begin

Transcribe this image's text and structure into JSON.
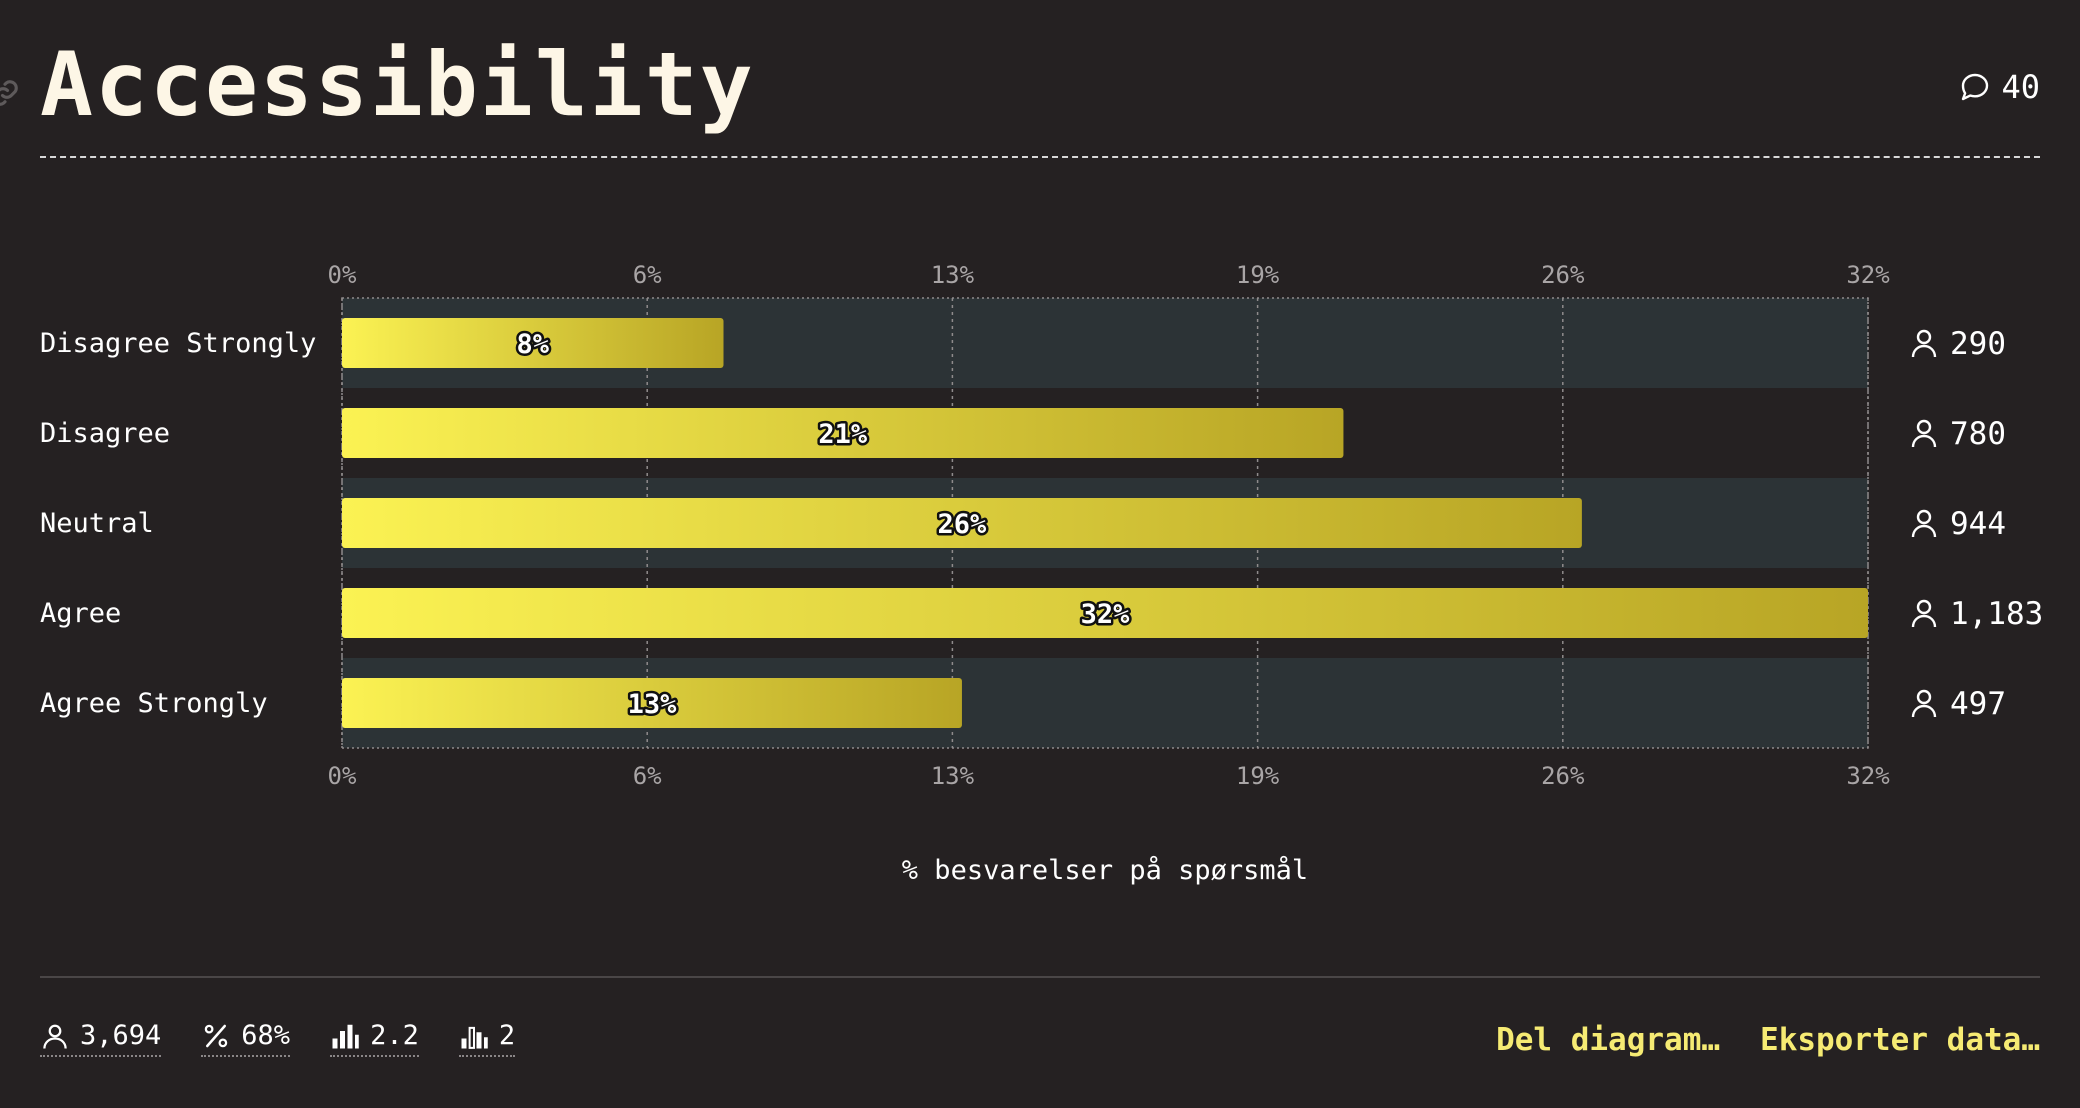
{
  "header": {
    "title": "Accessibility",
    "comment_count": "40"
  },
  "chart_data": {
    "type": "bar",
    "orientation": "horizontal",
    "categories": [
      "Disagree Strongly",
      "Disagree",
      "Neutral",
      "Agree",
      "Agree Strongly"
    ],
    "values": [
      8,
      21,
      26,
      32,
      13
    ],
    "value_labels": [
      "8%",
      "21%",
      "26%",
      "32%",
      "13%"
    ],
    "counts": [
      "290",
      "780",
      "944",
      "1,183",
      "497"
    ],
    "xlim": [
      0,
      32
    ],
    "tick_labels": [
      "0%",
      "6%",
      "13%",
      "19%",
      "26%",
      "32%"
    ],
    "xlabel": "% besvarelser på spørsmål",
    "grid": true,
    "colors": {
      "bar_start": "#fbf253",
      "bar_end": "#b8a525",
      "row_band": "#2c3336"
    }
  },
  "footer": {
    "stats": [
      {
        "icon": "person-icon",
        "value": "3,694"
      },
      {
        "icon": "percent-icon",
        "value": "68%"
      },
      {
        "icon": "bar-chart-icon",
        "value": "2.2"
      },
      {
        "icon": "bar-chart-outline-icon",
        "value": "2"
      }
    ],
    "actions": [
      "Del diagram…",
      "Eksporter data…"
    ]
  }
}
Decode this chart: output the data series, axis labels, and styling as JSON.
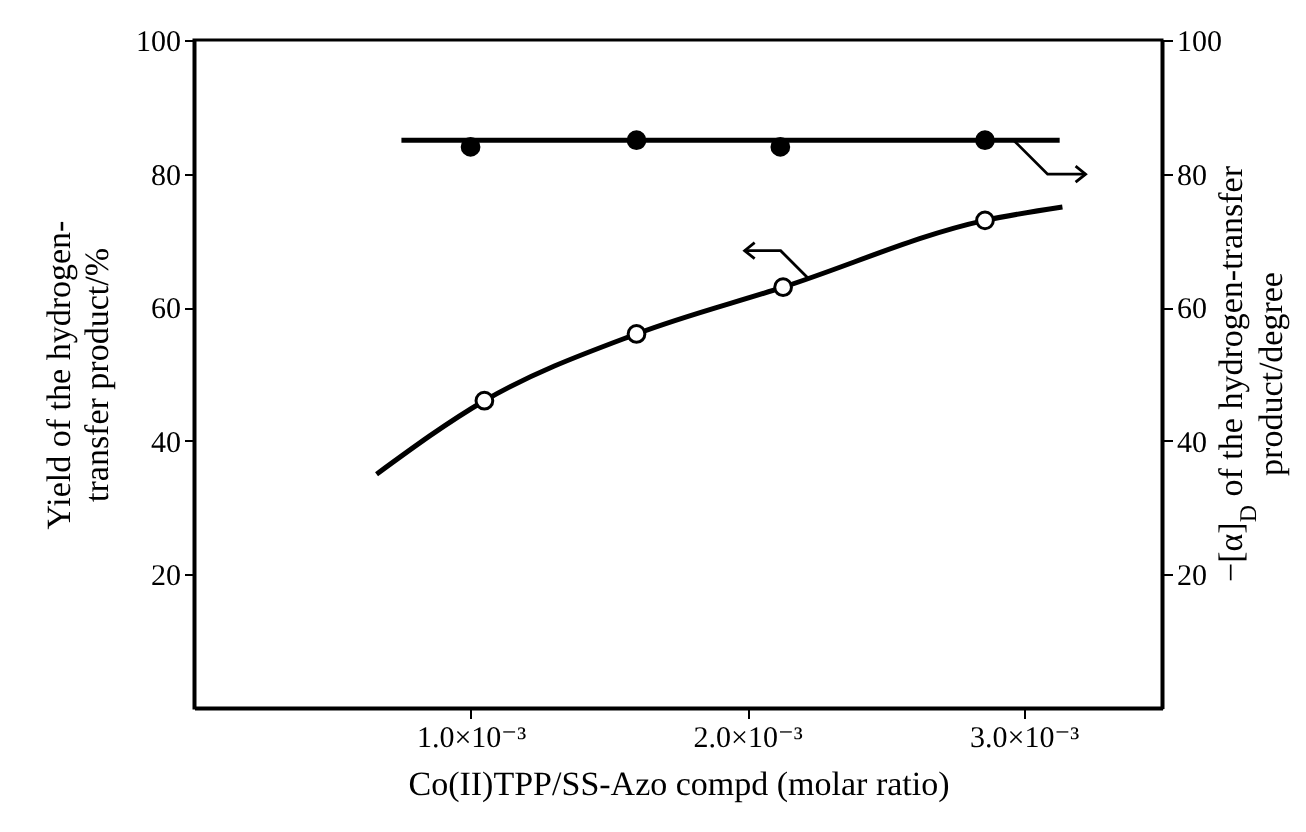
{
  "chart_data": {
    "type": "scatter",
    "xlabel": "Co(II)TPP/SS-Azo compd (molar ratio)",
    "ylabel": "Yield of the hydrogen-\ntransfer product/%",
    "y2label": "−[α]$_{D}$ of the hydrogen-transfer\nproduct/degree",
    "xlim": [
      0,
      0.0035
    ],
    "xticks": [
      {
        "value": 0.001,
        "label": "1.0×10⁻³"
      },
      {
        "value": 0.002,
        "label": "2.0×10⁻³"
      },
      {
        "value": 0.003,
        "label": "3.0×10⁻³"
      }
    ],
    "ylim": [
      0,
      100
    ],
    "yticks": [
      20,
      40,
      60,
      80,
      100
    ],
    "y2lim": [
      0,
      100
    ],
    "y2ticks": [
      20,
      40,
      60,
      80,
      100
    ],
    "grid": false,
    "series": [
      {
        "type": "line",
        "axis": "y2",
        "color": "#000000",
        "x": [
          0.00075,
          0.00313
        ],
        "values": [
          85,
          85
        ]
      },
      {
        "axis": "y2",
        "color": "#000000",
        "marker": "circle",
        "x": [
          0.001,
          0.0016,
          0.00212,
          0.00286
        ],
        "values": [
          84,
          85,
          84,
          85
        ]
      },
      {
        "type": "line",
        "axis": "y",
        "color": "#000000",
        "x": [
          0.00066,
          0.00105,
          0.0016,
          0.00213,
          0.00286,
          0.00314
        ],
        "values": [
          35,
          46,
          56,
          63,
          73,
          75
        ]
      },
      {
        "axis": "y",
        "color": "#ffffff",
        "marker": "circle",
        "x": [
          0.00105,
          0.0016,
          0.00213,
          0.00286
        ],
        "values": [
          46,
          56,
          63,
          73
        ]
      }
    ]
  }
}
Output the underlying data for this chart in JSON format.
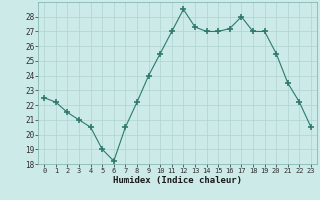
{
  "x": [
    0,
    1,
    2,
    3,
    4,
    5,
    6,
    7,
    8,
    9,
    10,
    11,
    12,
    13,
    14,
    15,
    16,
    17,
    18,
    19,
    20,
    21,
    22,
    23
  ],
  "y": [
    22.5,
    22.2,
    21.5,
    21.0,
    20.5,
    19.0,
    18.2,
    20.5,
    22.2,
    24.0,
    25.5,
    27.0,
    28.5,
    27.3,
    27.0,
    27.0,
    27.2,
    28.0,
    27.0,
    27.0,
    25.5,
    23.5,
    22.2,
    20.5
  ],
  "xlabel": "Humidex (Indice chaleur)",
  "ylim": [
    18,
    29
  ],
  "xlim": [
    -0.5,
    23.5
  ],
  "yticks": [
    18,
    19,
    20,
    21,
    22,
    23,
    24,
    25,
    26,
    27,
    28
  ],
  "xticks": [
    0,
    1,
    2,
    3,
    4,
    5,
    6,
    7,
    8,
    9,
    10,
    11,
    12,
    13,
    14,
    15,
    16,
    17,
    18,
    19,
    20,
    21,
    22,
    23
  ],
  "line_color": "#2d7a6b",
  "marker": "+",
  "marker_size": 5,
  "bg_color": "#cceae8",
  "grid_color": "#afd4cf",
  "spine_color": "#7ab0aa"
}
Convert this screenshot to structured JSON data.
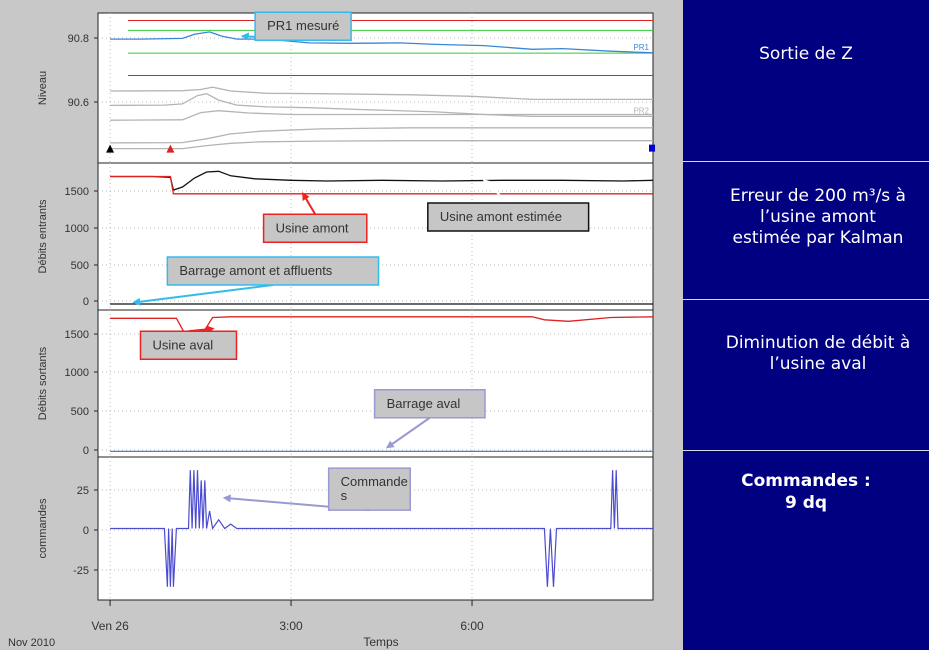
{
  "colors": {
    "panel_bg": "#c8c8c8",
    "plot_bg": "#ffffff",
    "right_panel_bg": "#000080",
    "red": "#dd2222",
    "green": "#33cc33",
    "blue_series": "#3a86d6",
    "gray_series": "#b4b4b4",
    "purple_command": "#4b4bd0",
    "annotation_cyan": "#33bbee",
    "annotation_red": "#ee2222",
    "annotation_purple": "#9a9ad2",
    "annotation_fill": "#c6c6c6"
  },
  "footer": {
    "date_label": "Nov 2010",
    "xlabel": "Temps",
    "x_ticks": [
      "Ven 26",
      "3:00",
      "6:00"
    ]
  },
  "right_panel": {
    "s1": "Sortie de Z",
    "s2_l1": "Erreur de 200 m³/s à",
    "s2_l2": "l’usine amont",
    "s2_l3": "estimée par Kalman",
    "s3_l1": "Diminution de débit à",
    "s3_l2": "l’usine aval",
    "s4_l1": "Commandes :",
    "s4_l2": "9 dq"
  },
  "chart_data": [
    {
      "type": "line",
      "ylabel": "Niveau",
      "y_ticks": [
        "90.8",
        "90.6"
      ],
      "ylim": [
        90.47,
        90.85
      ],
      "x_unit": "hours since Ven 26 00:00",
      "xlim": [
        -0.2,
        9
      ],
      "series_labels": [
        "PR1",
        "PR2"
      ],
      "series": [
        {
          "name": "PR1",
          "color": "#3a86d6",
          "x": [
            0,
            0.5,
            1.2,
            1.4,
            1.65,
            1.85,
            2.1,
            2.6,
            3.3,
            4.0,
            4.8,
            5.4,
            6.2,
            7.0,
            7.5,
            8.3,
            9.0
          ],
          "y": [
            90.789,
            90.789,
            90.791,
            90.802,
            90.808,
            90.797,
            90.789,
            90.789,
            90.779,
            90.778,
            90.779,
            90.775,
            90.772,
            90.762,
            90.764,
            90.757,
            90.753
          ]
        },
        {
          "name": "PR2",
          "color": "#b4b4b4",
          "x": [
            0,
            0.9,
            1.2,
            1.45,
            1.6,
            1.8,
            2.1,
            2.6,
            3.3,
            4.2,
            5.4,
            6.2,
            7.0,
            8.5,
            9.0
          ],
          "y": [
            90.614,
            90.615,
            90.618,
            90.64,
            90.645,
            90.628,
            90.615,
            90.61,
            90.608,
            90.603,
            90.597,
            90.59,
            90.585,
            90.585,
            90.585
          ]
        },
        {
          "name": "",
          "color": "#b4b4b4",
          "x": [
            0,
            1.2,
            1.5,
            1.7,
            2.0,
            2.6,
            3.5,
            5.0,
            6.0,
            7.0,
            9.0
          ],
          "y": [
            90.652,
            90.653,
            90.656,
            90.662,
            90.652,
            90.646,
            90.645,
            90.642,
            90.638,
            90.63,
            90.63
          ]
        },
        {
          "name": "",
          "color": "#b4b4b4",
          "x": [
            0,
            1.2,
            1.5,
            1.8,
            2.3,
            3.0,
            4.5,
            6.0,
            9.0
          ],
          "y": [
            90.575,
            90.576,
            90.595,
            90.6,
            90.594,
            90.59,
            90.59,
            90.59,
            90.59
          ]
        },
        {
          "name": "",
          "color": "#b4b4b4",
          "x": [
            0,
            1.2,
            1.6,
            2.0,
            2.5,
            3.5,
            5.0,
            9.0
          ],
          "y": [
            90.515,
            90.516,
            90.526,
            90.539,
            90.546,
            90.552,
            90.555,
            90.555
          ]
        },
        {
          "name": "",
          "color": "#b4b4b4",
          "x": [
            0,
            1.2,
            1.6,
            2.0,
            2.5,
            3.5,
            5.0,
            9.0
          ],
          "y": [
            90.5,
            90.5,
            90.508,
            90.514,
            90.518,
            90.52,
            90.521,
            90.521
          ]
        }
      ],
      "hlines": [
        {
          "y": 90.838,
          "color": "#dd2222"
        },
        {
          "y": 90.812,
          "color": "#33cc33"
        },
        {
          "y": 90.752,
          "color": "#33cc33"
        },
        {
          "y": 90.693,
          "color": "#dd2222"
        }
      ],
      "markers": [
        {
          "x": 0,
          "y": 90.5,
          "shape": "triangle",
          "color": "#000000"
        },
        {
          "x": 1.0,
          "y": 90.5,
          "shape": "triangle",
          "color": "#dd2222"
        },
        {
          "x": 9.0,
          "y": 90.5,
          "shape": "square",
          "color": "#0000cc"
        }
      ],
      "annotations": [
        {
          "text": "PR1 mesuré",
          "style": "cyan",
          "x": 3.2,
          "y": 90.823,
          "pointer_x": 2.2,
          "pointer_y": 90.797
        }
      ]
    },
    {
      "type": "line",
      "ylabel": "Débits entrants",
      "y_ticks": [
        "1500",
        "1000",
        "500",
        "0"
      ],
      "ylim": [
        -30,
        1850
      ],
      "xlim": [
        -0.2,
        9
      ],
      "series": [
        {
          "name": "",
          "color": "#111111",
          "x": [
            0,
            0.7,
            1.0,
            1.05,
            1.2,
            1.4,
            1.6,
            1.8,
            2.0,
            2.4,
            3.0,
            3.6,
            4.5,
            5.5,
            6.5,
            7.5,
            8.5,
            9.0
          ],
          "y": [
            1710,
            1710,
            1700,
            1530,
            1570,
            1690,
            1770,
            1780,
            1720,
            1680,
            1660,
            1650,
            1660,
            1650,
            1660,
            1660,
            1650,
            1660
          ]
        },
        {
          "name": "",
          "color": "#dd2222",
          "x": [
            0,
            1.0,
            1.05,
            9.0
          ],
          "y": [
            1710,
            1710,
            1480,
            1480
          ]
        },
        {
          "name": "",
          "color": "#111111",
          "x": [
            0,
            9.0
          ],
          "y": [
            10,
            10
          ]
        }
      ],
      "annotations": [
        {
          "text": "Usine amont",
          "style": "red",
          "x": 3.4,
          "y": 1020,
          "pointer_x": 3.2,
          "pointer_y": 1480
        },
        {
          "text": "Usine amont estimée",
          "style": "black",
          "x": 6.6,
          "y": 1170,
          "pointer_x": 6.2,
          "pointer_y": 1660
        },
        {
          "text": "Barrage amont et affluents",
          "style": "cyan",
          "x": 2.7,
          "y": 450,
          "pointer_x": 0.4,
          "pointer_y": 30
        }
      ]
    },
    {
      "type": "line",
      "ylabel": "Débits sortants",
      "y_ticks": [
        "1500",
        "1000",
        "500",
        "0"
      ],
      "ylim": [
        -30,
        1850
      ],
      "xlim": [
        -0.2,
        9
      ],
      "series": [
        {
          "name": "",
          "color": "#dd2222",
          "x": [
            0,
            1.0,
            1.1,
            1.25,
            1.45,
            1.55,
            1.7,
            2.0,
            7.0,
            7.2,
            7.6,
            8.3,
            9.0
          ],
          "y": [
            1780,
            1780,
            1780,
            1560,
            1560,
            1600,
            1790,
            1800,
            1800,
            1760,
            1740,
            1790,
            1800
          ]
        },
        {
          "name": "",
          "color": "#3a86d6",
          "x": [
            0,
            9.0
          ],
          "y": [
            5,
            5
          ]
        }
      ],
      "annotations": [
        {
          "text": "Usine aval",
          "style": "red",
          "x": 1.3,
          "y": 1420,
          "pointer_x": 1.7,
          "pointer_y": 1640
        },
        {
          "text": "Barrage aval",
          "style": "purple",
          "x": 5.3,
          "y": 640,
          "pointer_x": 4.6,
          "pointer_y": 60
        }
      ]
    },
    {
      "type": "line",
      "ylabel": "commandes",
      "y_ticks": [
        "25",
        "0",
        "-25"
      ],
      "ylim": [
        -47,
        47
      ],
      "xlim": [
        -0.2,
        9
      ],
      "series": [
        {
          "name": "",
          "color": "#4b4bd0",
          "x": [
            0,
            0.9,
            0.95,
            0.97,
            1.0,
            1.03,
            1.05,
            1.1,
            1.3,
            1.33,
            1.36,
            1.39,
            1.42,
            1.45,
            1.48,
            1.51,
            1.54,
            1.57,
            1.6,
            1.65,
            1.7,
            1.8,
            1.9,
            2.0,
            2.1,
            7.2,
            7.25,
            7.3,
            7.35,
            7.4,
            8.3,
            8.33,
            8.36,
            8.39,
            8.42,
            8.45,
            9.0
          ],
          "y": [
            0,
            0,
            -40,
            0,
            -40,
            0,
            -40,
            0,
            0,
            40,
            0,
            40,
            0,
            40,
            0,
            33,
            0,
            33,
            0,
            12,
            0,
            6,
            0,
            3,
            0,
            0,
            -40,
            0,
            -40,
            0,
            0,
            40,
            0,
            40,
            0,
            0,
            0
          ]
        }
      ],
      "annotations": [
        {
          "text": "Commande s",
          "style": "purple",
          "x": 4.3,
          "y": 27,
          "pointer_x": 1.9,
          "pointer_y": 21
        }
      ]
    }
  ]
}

end

Exercise brief
Search the preceding listing for "text" and extract every line where it is found.

Result of this exercise
Transcribe this image's text and structure into JSON.
          "text": "PR1 mesuré",
          "text": "Usine amont",
          "text": "Usine amont estimée",
          "text": "Barrage amont et affluents",
          "text": "Usine aval",
          "text": "Barrage aval",
          "text": "Commande s",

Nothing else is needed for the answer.